▶ **WHAT IS REQUIRED**: Search the records below for the word "Artignosc". Pull out each line that has it.

***

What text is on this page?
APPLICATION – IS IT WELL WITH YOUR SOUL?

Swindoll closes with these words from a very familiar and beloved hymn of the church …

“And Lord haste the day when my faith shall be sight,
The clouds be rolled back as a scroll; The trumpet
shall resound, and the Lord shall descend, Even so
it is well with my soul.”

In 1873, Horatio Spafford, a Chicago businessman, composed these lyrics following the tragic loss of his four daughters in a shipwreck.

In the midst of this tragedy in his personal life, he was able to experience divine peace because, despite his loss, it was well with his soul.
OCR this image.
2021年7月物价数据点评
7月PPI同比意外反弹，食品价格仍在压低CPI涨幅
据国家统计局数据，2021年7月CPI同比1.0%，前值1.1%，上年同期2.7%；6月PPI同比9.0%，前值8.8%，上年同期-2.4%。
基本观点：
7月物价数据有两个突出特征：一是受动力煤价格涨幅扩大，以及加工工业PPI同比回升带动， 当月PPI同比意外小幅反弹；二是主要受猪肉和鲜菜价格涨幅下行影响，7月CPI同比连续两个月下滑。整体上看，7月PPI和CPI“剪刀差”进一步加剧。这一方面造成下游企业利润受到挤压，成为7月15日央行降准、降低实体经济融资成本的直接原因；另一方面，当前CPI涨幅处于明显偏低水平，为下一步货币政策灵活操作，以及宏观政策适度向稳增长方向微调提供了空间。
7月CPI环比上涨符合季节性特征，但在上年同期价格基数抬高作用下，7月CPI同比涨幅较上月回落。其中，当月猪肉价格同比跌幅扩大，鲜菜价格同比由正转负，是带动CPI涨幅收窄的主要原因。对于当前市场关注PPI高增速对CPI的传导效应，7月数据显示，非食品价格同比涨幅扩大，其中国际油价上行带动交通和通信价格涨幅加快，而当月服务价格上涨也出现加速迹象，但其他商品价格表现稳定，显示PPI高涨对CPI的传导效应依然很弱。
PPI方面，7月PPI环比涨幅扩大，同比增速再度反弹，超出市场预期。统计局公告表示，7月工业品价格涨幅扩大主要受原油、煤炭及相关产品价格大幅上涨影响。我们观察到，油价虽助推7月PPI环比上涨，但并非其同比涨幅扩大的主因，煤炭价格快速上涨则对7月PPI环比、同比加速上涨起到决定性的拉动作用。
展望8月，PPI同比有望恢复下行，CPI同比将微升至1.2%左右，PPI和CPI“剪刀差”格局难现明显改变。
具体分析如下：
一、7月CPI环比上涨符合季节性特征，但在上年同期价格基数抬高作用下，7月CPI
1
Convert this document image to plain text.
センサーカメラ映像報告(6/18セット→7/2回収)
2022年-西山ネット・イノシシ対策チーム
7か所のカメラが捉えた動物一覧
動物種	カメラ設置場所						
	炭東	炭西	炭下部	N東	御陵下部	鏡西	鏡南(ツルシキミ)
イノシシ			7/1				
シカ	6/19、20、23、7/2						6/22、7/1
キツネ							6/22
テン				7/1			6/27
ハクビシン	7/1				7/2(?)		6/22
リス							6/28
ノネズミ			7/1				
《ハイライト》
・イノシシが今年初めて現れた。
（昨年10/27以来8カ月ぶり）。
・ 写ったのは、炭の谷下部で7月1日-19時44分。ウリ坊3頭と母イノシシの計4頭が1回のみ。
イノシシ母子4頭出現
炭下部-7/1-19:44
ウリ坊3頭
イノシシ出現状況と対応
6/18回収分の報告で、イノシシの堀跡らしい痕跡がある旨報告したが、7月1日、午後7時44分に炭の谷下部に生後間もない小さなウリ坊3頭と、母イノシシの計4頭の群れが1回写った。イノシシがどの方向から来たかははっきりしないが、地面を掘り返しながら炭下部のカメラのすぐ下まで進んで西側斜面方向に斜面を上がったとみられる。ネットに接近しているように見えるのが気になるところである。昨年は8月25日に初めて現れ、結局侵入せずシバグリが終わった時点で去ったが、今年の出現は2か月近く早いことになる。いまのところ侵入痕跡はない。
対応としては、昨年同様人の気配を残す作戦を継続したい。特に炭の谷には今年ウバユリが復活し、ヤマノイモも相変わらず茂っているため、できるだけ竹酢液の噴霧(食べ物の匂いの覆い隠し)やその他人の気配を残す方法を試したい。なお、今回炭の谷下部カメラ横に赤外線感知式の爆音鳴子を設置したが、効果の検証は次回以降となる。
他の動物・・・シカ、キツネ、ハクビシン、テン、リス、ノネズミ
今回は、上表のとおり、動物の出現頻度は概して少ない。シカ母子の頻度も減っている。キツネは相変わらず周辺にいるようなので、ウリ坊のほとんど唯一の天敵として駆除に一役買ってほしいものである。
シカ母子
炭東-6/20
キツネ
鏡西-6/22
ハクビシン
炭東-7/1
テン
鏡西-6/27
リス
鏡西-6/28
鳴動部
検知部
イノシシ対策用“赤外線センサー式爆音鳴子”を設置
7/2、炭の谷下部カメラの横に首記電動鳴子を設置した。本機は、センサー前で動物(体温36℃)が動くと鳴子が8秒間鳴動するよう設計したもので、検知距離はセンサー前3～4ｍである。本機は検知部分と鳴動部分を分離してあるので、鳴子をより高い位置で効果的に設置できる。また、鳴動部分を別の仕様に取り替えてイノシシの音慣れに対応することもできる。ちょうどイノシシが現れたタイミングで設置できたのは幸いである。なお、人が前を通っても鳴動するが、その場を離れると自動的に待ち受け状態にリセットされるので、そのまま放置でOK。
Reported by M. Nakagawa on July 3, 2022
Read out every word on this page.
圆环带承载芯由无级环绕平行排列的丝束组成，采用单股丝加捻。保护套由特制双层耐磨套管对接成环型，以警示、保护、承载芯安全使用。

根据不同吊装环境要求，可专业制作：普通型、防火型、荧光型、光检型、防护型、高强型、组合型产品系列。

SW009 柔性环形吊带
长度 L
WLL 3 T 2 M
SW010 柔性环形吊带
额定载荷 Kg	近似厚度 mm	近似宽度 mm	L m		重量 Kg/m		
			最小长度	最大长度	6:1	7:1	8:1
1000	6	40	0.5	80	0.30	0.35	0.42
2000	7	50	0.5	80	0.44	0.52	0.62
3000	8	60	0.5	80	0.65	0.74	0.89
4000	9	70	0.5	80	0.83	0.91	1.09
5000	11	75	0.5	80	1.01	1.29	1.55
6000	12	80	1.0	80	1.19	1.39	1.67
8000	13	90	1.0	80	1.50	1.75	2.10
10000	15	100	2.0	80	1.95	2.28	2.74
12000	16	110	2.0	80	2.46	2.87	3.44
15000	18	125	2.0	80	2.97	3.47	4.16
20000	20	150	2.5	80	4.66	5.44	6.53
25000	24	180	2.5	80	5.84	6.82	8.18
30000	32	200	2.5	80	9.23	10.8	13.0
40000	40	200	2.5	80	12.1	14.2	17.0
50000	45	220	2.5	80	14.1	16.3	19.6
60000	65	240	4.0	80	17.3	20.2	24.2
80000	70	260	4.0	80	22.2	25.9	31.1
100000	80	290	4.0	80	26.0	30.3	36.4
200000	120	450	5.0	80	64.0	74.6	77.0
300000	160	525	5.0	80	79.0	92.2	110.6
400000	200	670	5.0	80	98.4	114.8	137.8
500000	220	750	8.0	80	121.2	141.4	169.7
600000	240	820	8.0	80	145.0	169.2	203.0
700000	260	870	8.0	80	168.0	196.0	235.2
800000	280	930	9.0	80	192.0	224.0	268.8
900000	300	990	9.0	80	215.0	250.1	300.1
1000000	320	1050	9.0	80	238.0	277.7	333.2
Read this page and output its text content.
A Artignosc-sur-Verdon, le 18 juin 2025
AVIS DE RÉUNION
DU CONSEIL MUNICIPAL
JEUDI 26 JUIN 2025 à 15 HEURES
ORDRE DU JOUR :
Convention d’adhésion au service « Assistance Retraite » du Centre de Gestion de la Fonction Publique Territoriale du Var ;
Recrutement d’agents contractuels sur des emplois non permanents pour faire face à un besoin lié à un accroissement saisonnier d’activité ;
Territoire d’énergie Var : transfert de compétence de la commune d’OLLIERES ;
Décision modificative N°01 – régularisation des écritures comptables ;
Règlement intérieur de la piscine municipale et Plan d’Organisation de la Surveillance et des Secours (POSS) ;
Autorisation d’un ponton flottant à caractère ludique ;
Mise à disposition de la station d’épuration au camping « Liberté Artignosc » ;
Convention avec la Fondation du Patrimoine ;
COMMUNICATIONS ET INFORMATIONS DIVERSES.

***

▶ **EXPECTED OUTPUT**:
A Artignosc-sur-Verdon, le 18 juin 2025
Mise à disposition de la station d’épuration au camping « Liberté Artignosc » ;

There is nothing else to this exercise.